_EXERCISE_
Print the records below word for word, but leave out the pictures.

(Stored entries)

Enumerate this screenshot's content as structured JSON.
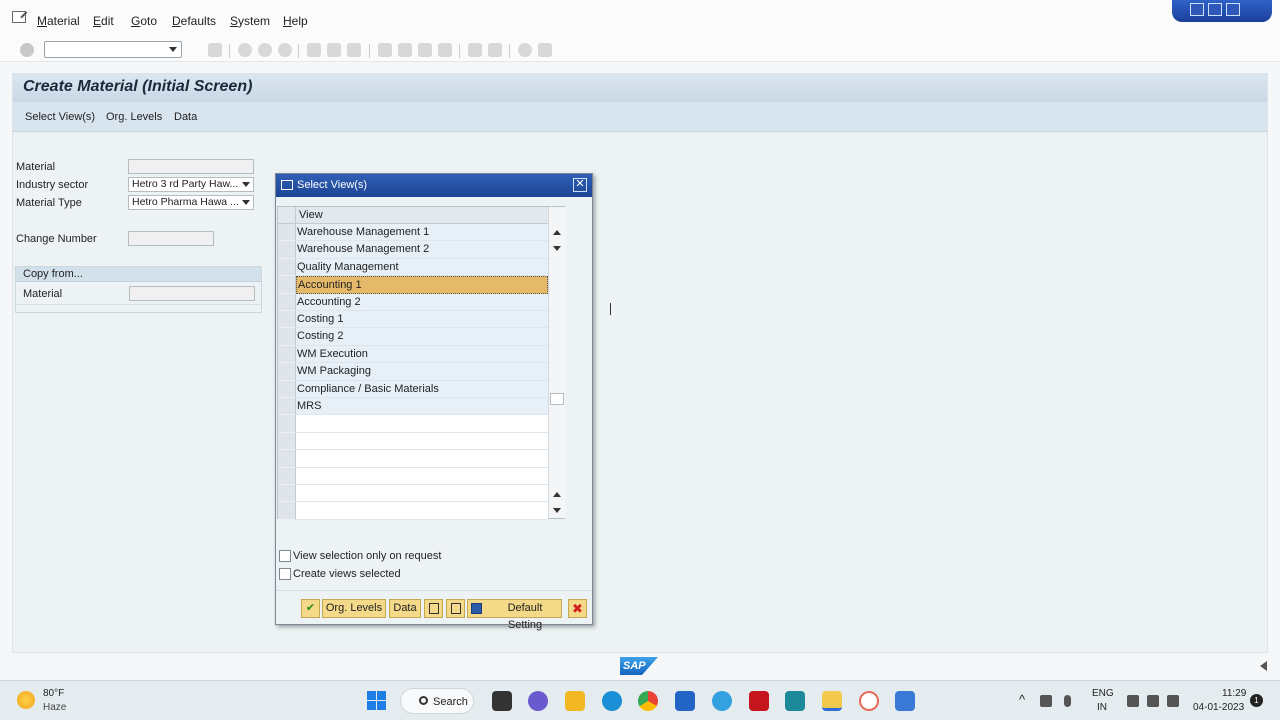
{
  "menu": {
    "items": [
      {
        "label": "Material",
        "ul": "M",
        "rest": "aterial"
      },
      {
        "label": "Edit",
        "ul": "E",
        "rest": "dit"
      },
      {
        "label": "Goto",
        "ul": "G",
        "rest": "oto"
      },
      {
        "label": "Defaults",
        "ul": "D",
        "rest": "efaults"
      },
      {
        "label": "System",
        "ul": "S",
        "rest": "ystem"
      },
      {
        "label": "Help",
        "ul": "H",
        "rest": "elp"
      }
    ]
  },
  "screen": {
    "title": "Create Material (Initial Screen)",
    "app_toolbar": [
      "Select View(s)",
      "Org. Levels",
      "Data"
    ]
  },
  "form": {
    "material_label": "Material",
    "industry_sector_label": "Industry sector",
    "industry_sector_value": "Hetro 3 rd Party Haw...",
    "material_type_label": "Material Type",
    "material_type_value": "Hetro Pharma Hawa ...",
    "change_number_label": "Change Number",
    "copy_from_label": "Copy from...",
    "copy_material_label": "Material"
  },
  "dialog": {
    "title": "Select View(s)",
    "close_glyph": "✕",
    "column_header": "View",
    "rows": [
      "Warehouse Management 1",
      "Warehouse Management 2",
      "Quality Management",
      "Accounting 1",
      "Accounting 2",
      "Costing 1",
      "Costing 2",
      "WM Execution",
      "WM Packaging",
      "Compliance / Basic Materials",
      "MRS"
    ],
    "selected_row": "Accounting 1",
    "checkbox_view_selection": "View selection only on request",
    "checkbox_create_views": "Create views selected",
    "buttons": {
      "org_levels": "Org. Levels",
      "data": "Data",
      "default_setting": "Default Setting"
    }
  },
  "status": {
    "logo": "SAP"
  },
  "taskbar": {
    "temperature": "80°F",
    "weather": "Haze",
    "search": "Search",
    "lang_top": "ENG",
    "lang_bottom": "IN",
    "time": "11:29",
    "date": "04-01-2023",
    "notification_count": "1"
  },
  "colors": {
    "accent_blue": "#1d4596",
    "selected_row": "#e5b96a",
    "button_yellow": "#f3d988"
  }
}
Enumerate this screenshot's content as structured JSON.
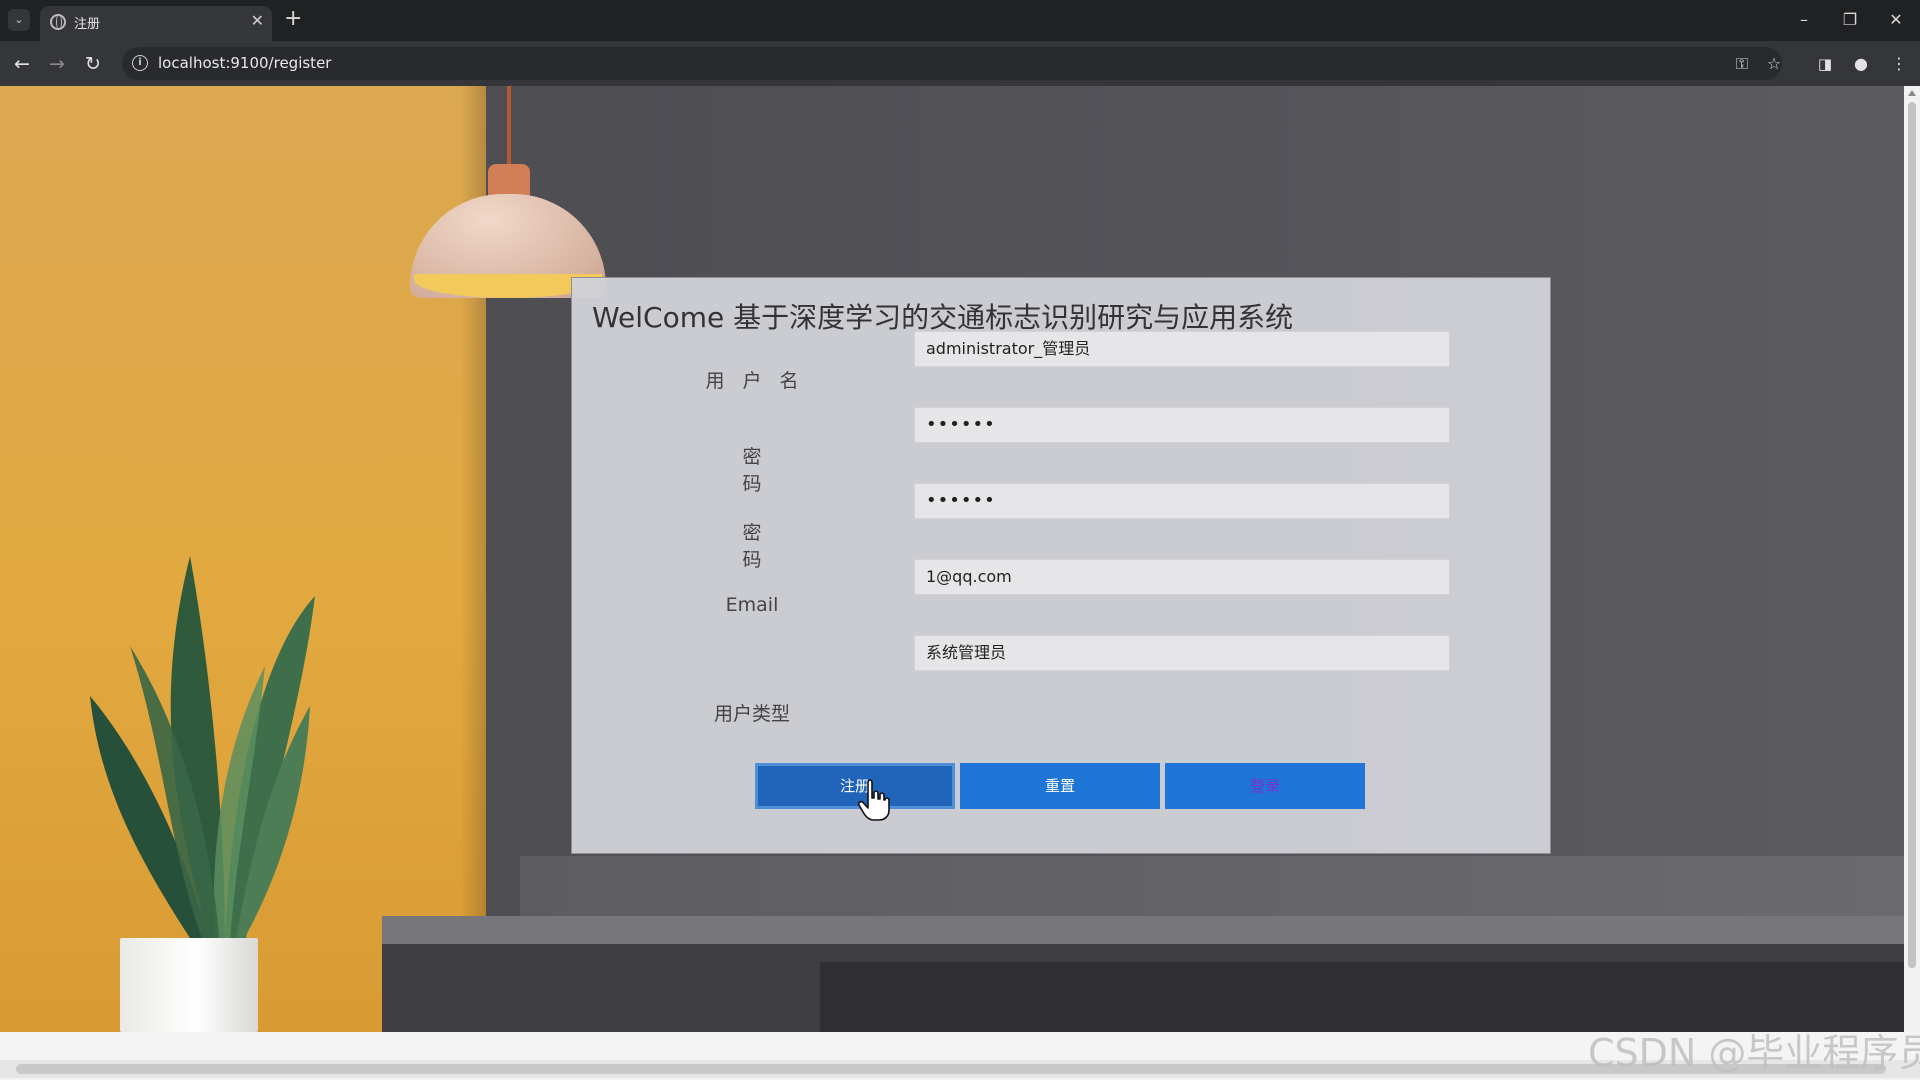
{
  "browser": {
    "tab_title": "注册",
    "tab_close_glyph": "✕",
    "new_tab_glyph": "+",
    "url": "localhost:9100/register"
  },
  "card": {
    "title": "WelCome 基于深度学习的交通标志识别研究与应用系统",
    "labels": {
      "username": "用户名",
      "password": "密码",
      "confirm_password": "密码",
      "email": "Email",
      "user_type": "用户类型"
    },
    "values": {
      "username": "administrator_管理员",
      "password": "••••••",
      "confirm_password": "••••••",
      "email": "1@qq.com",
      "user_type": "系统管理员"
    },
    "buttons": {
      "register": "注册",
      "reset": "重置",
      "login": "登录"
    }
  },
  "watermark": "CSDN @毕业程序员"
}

_RESULT OF THE TASK_
Enumerate this screenshot's content as structured JSON.
{
  "menu": {
    "items": [
      {
        "label": "Material",
        "ul": "M",
        "rest": "aterial"
      },
      {
        "label": "Edit",
        "ul": "E",
        "rest": "dit"
      },
      {
        "label": "Goto",
        "ul": "G",
        "rest": "oto"
      },
      {
        "label": "Defaults",
        "ul": "D",
        "rest": "efaults"
      },
      {
        "label": "System",
        "ul": "S",
        "rest": "ystem"
      },
      {
        "label": "Help",
        "ul": "H",
        "rest": "elp"
      }
    ]
  },
  "screen": {
    "title": "Create Material (Initial Screen)",
    "app_toolbar": [
      "Select View(s)",
      "Org. Levels",
      "Data"
    ]
  },
  "form": {
    "material_label": "Material",
    "industry_sector_label": "Industry sector",
    "industry_sector_value": "Hetro 3 rd Party Haw...",
    "material_type_label": "Material Type",
    "material_type_value": "Hetro Pharma Hawa ...",
    "change_number_label": "Change Number",
    "copy_from_label": "Copy from...",
    "copy_material_label": "Material"
  },
  "dialog": {
    "title": "Select View(s)",
    "close_glyph": "✕",
    "column_header": "View",
    "rows": [
      "Warehouse Management 1",
      "Warehouse Management 2",
      "Quality Management",
      "Accounting 1",
      "Accounting 2",
      "Costing 1",
      "Costing 2",
      "WM Execution",
      "WM Packaging",
      "Compliance / Basic Materials",
      "MRS"
    ],
    "selected_row": "Accounting 1",
    "checkbox_view_selection": "View selection only on request",
    "checkbox_create_views": "Create views selected",
    "buttons": {
      "org_levels": "Org. Levels",
      "data": "Data",
      "default_setting": "Default Setting"
    }
  },
  "status": {
    "logo": "SAP"
  },
  "taskbar": {
    "temperature": "80°F",
    "weather": "Haze",
    "search": "Search",
    "lang_top": "ENG",
    "lang_bottom": "IN",
    "time": "11:29",
    "date": "04-01-2023",
    "notification_count": "1"
  },
  "colors": {
    "accent_blue": "#1d4596",
    "selected_row": "#e5b96a",
    "button_yellow": "#f3d988"
  }
}
Enumerate this screenshot's content as structured JSON.
{
  "browser": {
    "tab_title": "注册",
    "tab_close_glyph": "✕",
    "new_tab_glyph": "+",
    "url": "localhost:9100/register"
  },
  "card": {
    "title": "WelCome 基于深度学习的交通标志识别研究与应用系统",
    "labels": {
      "username": "用户名",
      "password": "密码",
      "confirm_password": "密码",
      "email": "Email",
      "user_type": "用户类型"
    },
    "values": {
      "username": "administrator_管理员",
      "password": "••••••",
      "confirm_password": "••••••",
      "email": "1@qq.com",
      "user_type": "系统管理员"
    },
    "buttons": {
      "register": "注册",
      "reset": "重置",
      "login": "登录"
    }
  },
  "watermark": "CSDN @毕业程序员"
}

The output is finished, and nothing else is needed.